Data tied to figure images

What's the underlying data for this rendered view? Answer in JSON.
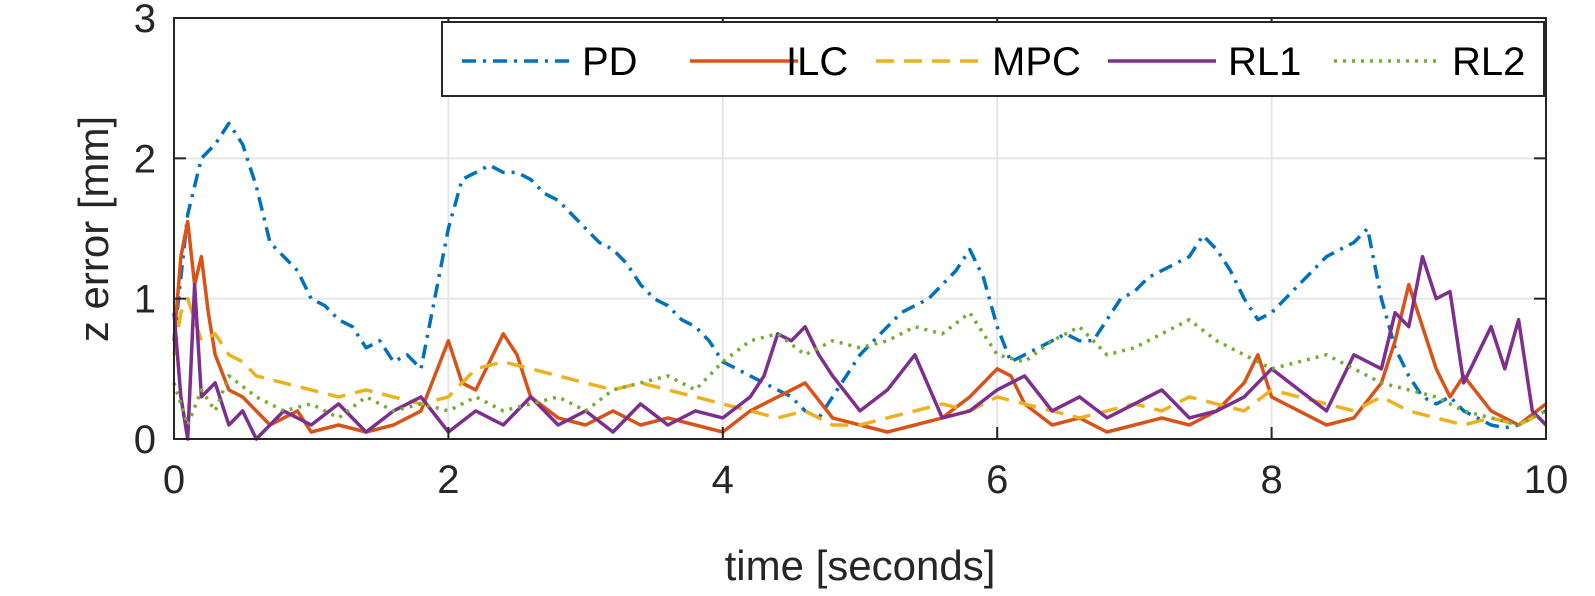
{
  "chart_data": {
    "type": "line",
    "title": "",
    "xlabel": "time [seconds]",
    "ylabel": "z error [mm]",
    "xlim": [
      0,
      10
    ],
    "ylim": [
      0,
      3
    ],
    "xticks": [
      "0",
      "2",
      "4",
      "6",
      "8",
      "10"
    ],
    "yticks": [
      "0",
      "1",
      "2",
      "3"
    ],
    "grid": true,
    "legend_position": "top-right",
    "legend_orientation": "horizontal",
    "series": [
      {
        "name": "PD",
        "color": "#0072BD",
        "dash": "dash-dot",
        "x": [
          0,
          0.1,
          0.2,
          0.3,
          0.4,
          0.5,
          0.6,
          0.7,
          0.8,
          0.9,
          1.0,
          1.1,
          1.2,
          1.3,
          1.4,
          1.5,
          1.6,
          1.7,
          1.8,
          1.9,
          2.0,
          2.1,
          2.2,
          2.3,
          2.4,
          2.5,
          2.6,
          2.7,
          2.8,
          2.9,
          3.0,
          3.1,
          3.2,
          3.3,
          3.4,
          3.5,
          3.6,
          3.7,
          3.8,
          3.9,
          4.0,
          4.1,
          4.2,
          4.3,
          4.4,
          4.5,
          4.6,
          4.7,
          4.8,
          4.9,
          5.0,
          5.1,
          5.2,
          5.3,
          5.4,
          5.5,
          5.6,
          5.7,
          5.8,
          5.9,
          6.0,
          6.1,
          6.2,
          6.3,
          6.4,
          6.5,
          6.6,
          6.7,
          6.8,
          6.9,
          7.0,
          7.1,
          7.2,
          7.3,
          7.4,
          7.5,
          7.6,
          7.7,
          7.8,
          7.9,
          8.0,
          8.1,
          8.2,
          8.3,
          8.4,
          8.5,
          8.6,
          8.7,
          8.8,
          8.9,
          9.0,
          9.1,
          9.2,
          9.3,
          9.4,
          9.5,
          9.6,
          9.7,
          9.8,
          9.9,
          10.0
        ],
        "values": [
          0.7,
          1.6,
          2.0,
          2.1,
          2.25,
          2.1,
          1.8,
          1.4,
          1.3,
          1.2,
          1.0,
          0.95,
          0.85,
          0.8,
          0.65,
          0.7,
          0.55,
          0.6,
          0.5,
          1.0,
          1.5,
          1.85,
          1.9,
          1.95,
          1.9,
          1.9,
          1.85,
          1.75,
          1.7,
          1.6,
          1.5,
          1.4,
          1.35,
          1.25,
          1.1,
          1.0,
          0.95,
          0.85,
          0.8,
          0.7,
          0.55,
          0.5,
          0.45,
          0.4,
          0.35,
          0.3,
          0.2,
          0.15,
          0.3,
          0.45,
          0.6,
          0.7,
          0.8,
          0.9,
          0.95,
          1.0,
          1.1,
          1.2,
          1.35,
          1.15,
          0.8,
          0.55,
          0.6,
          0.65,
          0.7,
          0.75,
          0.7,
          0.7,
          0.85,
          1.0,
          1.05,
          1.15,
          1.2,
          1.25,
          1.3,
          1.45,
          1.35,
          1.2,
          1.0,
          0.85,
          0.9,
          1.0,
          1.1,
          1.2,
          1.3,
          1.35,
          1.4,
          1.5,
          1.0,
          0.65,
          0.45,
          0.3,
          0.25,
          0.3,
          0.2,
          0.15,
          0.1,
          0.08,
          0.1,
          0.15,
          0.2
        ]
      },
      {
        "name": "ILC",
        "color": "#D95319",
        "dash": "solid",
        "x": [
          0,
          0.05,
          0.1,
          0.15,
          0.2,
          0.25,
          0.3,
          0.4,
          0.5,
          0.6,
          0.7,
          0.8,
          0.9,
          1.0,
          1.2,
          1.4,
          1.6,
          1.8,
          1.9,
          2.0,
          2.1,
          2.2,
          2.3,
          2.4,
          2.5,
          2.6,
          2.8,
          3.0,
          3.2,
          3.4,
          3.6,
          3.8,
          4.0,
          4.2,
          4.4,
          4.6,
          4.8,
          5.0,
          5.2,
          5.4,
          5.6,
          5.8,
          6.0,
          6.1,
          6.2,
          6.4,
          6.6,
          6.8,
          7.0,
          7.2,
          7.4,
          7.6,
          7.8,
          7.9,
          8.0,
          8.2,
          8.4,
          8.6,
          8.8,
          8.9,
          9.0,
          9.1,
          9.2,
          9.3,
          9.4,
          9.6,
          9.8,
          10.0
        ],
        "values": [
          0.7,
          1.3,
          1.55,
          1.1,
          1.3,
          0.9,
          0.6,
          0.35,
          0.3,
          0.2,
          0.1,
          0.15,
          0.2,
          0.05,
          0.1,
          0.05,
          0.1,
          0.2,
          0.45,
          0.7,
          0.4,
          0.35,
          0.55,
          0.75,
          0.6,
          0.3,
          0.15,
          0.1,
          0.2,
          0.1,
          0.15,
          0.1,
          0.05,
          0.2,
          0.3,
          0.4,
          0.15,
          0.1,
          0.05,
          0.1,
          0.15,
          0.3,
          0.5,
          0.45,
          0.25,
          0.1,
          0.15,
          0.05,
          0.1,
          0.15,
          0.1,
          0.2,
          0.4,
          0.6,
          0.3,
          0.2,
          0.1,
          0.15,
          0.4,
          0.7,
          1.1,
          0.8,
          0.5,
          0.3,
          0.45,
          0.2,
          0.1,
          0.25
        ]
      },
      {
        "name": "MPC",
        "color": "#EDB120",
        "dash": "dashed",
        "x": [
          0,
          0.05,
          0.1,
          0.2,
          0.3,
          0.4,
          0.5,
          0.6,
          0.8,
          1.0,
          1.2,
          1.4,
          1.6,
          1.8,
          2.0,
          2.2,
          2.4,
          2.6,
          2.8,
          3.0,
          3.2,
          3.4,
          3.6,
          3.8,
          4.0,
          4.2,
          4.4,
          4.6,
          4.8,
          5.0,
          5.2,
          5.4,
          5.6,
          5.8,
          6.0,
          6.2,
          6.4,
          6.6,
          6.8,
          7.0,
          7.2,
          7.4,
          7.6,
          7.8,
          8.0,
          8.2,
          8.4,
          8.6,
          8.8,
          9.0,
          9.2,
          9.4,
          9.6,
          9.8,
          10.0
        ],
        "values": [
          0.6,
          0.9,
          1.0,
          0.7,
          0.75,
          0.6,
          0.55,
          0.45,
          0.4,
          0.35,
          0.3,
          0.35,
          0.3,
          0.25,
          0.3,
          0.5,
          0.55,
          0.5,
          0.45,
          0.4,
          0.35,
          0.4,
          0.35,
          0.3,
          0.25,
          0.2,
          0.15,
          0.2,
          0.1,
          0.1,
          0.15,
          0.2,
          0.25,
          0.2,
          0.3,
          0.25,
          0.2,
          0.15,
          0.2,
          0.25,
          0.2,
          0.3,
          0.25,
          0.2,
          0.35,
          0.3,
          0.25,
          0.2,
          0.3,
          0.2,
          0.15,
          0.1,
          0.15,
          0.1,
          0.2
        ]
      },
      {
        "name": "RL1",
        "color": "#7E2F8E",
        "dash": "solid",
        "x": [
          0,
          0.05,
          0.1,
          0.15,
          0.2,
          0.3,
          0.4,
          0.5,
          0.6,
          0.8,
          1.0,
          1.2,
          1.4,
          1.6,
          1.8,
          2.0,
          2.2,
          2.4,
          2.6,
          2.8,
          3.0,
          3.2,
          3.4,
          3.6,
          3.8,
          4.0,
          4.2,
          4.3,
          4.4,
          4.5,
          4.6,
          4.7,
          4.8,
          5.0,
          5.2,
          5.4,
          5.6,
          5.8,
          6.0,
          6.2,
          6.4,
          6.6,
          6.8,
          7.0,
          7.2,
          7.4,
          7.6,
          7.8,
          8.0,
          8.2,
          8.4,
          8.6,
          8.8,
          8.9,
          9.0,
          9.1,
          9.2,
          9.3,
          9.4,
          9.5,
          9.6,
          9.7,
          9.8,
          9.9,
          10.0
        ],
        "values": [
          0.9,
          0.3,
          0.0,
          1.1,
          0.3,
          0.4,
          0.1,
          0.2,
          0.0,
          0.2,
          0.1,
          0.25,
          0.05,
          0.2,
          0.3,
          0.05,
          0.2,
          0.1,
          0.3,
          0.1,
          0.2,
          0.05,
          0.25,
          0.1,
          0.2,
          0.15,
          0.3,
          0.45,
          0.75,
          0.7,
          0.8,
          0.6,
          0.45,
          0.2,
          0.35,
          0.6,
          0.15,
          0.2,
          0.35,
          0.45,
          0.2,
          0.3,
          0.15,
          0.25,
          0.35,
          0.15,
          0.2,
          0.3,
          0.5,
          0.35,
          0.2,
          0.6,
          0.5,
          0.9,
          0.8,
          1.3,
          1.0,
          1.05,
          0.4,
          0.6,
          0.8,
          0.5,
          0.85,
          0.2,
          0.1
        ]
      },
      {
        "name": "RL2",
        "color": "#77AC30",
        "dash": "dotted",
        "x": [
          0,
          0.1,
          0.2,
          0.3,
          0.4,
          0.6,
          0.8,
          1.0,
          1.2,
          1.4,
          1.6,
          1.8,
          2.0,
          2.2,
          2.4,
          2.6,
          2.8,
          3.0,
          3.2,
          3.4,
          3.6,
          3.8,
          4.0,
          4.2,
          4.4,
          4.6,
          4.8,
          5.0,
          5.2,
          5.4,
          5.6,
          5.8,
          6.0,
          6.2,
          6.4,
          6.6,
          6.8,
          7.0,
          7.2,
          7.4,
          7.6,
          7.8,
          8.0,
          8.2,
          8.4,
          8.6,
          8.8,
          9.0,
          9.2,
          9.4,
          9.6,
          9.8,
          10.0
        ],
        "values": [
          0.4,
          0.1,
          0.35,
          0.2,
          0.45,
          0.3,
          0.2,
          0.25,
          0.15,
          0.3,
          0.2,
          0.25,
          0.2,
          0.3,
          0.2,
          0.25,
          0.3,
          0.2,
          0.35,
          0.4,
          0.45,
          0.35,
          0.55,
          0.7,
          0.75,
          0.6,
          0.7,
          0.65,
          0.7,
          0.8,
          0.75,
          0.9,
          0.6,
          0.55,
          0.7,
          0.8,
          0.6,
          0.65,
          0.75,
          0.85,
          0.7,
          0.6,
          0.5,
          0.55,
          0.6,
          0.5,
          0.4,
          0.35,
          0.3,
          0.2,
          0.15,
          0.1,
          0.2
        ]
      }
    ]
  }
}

==

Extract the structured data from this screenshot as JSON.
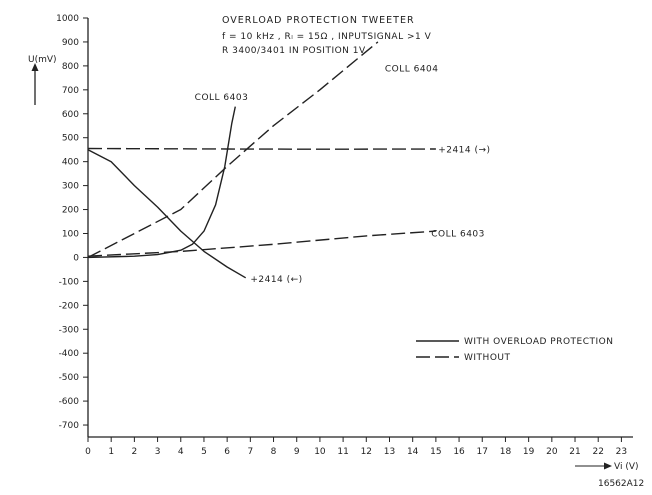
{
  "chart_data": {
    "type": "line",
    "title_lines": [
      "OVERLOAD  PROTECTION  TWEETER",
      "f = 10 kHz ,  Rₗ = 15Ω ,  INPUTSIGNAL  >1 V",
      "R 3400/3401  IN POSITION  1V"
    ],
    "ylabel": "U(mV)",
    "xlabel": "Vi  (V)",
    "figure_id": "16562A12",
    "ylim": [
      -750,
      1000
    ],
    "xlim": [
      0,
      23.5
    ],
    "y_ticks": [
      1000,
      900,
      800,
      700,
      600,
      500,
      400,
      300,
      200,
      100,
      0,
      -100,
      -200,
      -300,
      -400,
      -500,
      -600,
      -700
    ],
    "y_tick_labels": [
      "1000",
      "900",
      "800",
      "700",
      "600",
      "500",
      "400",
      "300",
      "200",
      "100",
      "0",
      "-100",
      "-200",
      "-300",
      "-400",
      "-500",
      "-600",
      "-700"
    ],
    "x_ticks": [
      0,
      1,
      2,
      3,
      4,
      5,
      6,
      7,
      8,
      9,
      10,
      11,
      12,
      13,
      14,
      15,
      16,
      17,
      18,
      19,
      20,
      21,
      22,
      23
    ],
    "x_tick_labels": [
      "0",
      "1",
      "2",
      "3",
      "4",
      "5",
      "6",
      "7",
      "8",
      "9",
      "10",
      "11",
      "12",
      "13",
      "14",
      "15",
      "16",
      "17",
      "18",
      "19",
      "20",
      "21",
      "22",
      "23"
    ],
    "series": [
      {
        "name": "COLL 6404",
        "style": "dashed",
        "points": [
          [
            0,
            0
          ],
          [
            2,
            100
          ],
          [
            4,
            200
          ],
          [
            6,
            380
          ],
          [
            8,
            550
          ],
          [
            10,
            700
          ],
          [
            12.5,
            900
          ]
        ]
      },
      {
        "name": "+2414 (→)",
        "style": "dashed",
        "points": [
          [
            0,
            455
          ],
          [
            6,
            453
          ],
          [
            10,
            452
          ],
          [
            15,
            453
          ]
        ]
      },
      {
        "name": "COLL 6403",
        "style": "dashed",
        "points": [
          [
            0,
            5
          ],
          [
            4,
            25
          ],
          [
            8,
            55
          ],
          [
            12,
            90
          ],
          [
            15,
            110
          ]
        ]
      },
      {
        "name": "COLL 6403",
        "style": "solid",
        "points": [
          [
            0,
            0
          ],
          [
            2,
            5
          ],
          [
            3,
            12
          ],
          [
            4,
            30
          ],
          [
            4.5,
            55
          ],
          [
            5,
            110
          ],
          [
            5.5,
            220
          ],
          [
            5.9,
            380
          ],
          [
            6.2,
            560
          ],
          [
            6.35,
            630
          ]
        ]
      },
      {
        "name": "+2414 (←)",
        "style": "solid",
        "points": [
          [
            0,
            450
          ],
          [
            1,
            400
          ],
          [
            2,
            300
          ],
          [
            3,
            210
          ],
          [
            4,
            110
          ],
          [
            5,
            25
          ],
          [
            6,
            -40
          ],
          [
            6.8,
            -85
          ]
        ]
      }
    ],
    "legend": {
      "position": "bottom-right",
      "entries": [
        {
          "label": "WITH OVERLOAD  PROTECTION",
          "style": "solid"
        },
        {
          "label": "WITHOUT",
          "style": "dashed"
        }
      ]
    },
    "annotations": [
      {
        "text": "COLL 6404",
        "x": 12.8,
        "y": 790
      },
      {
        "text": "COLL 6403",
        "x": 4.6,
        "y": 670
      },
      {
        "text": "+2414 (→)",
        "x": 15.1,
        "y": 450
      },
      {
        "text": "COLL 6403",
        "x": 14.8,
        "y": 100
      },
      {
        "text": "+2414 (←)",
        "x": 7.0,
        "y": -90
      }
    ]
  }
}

### Task requirements
Search the listing for the word "JSON" and return each line that holds it.

### Answer for the task
What's the underlying data for this rendered view? Answer in JSON.
Extract the structured data from this screenshot as JSON.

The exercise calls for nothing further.